Working data:
□ □ □ □ □ □ □
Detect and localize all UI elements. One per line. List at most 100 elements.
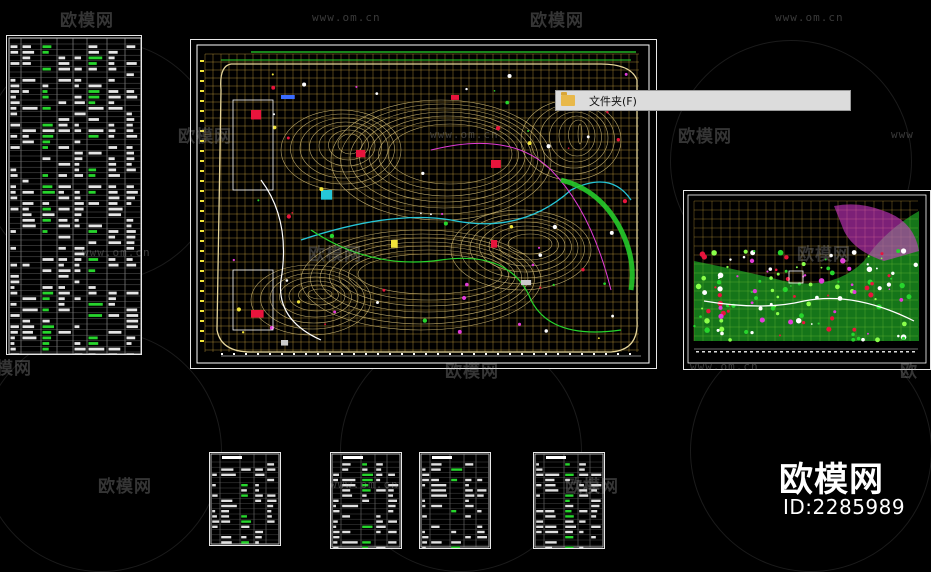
table-cell-text bbox=[376, 489, 386, 492]
table-cell-text bbox=[108, 353, 118, 354]
scale-tick bbox=[329, 353, 331, 355]
table-cell-text bbox=[74, 325, 80, 329]
watermark-url-partial: www bbox=[891, 128, 914, 141]
table-cell-text bbox=[42, 269, 52, 273]
table-cell-text bbox=[565, 520, 574, 523]
table-cell-text bbox=[221, 473, 236, 476]
tree-symbol bbox=[888, 288, 891, 291]
tree-symbol bbox=[333, 310, 337, 314]
scale-tick bbox=[281, 353, 283, 355]
tree-symbol bbox=[754, 296, 759, 301]
tree-symbol bbox=[537, 246, 541, 249]
table-cell-text bbox=[88, 224, 102, 228]
scale-tick bbox=[485, 353, 487, 355]
table-cell-text bbox=[22, 179, 29, 183]
tree-symbol bbox=[750, 290, 754, 294]
table-cell-text bbox=[42, 325, 55, 329]
folder-menu-label[interactable]: 文件夹(F) bbox=[589, 93, 637, 109]
table-cell-text bbox=[126, 263, 137, 267]
table-cell-text bbox=[42, 84, 49, 88]
table-cell-text bbox=[22, 224, 36, 228]
table-cell-text bbox=[74, 95, 82, 99]
table-cell-text bbox=[108, 101, 115, 105]
table-cell-text bbox=[74, 213, 82, 217]
table-cell-text bbox=[74, 353, 83, 354]
table-cell-text bbox=[108, 235, 116, 239]
table-cell-text bbox=[74, 56, 82, 60]
table-cell-text bbox=[591, 525, 601, 528]
table-cell-text bbox=[88, 342, 99, 345]
table-cell-text bbox=[88, 314, 103, 317]
watermark-url: www.om.cn bbox=[312, 11, 381, 24]
tree-symbol bbox=[531, 263, 535, 267]
table-cell-text bbox=[88, 185, 102, 189]
table-cell-text bbox=[212, 520, 220, 523]
tree-symbol bbox=[742, 255, 746, 259]
axis-tick bbox=[200, 230, 204, 232]
site-feature bbox=[391, 240, 398, 248]
table-cell-text bbox=[42, 319, 50, 323]
axis-tick bbox=[200, 220, 204, 222]
tree-symbol bbox=[507, 73, 512, 79]
table-cell-text bbox=[74, 218, 79, 222]
table-cell-text bbox=[333, 536, 340, 539]
scale-tick bbox=[738, 351, 741, 353]
table-cell-text bbox=[333, 520, 338, 523]
table-cell-text bbox=[545, 489, 559, 492]
table-cell-text bbox=[42, 157, 51, 161]
table-cell-text bbox=[422, 504, 426, 508]
table-cell-text bbox=[58, 291, 70, 295]
table-cell-text bbox=[451, 510, 457, 513]
table-cell-text bbox=[74, 84, 79, 88]
table-cell-text bbox=[267, 515, 272, 518]
axis-tick bbox=[200, 60, 204, 62]
folder-menu-popup[interactable]: 文件夹(F) bbox=[555, 90, 851, 111]
scale-tick bbox=[852, 351, 855, 353]
table-cell-text bbox=[422, 478, 429, 482]
tree-symbol bbox=[720, 331, 724, 336]
tree-symbol bbox=[622, 198, 628, 204]
tree-symbol bbox=[801, 320, 806, 325]
table-cell-text bbox=[591, 473, 602, 476]
table-cell-text bbox=[108, 168, 117, 172]
table-cell-text bbox=[333, 504, 336, 508]
table-cell-text bbox=[58, 218, 68, 222]
table-cell-text bbox=[267, 468, 276, 471]
table-cell-text bbox=[42, 134, 54, 138]
table-cell-text bbox=[477, 525, 483, 528]
scale-tick bbox=[377, 353, 379, 355]
tree-symbol bbox=[296, 300, 301, 304]
table-cell-text bbox=[88, 129, 104, 133]
table-cell-text bbox=[58, 67, 71, 71]
tree-symbol bbox=[887, 274, 891, 278]
table-cell-text bbox=[451, 468, 463, 471]
table-cell-text bbox=[42, 342, 50, 345]
table-cell-text bbox=[126, 190, 138, 194]
table-cell-text bbox=[591, 499, 601, 502]
table-cell-text bbox=[579, 484, 584, 487]
table-cell-text bbox=[74, 258, 82, 261]
table-cell-text bbox=[88, 202, 100, 205]
scale-tick bbox=[305, 353, 307, 355]
tree-symbol bbox=[749, 258, 755, 264]
tree-symbol bbox=[581, 268, 585, 272]
scale-tick bbox=[509, 353, 511, 355]
tree-symbol bbox=[355, 85, 358, 88]
watermark-arc bbox=[0, 330, 222, 572]
table-cell-text bbox=[212, 484, 216, 487]
table-cell-text bbox=[108, 258, 116, 261]
table-cell-text bbox=[126, 230, 136, 233]
table-cell-text bbox=[342, 494, 353, 497]
table-cell-text bbox=[58, 330, 71, 334]
tree-symbol bbox=[699, 315, 702, 318]
tree-symbol bbox=[875, 337, 880, 343]
table-cell-text bbox=[10, 353, 20, 354]
scale-tick bbox=[257, 353, 259, 355]
table-cell-text bbox=[88, 101, 96, 105]
table-cell-text bbox=[267, 494, 276, 497]
table-cell-text bbox=[579, 463, 586, 466]
site-feature bbox=[521, 280, 532, 286]
legend-table-drawing bbox=[331, 453, 401, 548]
table-cell-text bbox=[477, 536, 488, 539]
table-cell-text bbox=[465, 494, 475, 497]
□ □ □ □ □ □ □
Written instruction:
Copy out, unchanged, the lines of the records above, starting with the line that contains "table-cell-text bbox=[376, 489, 386, 492]" and going on through the line that contains "table-cell-text bbox=[221, 473, 236, 476]".

Exercise result:
table-cell-text bbox=[376, 489, 386, 492]
table-cell-text bbox=[108, 353, 118, 354]
scale-tick bbox=[329, 353, 331, 355]
table-cell-text bbox=[74, 325, 80, 329]
watermark-url-partial: www bbox=[891, 128, 914, 141]
table-cell-text bbox=[42, 269, 52, 273]
table-cell-text bbox=[565, 520, 574, 523]
table-cell-text bbox=[221, 473, 236, 476]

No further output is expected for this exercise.